### EXERCISE REQUIREMENTS
Print the entries below in their entirety, exactly as they are written.

------------------------------------------------

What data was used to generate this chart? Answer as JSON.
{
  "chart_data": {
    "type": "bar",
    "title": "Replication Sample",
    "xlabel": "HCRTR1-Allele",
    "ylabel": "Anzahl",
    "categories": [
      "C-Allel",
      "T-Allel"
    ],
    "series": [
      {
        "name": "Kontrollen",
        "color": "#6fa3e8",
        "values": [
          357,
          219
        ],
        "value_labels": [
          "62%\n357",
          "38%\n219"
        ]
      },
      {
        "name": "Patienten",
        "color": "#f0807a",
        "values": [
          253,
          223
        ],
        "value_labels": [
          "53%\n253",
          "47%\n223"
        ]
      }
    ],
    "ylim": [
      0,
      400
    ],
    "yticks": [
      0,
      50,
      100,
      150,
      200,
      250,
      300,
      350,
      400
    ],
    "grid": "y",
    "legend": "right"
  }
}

------------------------------------------------

### COMPLETED EXERCISE
What data was used to generate this chart? Answer as JSON.
{
  "chart_data": {
    "type": "bar",
    "title": "Replication Sample",
    "xlabel": "HCRTR1-Allele",
    "ylabel": "Anzahl",
    "categories": [
      "C-Allel",
      "T-Allel"
    ],
    "series": [
      {
        "name": "Kontrollen",
        "color": "#6fa3e8",
        "values": [
          357,
          219
        ],
        "value_labels": [
          "62%\n357",
          "38%\n219"
        ]
      },
      {
        "name": "Patienten",
        "color": "#f0807a",
        "values": [
          253,
          223
        ],
        "value_labels": [
          "53%\n253",
          "47%\n223"
        ]
      }
    ],
    "ylim": [
      0,
      400
    ],
    "yticks": [
      0,
      50,
      100,
      150,
      200,
      250,
      300,
      350,
      400
    ],
    "grid": "y",
    "legend": "right"
  }
}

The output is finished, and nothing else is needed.